> Aim of the task: Write out the items word for word, beginning at their first line and ending after the line that contains "x-tick-label: Jan 25 [477,418,498,425]".

-- start of Entries shown --

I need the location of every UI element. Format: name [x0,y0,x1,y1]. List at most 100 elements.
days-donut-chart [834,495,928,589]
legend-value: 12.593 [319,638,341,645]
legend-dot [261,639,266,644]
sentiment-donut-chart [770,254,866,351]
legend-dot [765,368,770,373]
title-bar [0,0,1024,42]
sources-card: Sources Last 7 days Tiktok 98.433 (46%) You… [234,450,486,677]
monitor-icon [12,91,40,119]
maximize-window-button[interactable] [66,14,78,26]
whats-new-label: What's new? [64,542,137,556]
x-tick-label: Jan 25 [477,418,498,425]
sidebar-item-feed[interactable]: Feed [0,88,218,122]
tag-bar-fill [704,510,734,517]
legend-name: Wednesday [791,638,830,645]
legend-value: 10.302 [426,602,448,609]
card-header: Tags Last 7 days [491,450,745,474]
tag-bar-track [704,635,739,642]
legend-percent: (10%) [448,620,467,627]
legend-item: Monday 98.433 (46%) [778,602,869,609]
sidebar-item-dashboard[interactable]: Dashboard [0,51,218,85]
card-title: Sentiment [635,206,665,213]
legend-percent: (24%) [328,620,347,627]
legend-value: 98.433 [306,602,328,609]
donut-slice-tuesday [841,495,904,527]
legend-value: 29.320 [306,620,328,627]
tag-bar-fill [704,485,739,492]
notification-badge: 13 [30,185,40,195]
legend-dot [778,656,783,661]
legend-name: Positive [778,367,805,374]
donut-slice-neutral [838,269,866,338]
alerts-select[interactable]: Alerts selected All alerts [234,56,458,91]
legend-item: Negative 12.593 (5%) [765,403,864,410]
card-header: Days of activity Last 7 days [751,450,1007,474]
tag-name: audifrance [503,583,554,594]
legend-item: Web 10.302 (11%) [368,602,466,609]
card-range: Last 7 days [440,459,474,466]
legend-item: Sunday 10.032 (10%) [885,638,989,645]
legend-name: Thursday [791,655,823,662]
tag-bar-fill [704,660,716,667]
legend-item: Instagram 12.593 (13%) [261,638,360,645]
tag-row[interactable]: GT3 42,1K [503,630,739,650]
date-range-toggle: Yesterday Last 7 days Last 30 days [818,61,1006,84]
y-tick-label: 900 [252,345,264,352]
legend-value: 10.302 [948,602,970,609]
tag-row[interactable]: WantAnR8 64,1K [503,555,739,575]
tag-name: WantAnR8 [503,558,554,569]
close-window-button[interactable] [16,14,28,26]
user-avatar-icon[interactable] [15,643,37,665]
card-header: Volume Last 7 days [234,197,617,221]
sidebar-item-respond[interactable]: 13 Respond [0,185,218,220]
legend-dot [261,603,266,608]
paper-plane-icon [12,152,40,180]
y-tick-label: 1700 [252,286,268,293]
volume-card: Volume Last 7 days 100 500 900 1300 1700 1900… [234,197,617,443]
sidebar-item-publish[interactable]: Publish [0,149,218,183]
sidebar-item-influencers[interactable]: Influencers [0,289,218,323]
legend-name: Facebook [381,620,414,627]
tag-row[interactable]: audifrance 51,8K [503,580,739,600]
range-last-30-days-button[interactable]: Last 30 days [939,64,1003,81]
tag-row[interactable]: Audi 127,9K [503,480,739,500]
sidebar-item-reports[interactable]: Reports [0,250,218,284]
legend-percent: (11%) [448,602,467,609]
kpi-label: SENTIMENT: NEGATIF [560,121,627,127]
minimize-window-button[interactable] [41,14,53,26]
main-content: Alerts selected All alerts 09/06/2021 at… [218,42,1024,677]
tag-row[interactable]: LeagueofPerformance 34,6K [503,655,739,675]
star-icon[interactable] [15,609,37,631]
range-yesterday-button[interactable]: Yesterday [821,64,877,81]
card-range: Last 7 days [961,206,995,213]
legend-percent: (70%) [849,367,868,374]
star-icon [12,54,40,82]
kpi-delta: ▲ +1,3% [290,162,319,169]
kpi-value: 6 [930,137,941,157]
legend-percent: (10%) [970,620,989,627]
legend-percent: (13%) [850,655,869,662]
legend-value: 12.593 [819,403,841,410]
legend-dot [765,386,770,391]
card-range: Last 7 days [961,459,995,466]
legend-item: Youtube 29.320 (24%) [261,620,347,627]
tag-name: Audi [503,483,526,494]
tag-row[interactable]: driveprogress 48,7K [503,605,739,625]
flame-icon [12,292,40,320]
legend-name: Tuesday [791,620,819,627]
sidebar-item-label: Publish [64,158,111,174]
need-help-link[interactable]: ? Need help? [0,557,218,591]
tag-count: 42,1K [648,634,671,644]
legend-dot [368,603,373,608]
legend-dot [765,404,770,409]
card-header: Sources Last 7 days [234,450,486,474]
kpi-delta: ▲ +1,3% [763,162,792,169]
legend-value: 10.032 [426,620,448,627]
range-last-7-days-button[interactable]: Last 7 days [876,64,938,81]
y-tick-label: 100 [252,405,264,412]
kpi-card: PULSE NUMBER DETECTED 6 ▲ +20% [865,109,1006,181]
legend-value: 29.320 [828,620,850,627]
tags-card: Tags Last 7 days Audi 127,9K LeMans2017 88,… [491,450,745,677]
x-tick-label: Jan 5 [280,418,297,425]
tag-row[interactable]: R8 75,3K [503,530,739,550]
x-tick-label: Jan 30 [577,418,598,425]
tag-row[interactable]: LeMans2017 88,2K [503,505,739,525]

-- end of Entries shown --

> Output below:
I need the location of every UI element. Format: name [x0,y0,x1,y1]. List at most 100 elements.
days-donut-chart [834,495,928,589]
legend-value: 12.593 [319,638,341,645]
legend-dot [261,639,266,644]
sentiment-donut-chart [770,254,866,351]
legend-dot [765,368,770,373]
title-bar [0,0,1024,42]
sources-card: Sources Last 7 days Tiktok 98.433 (46%) You… [234,450,486,677]
monitor-icon [12,91,40,119]
maximize-window-button[interactable] [66,14,78,26]
whats-new-label: What's new? [64,542,137,556]
x-tick-label: Jan 25 [477,418,498,425]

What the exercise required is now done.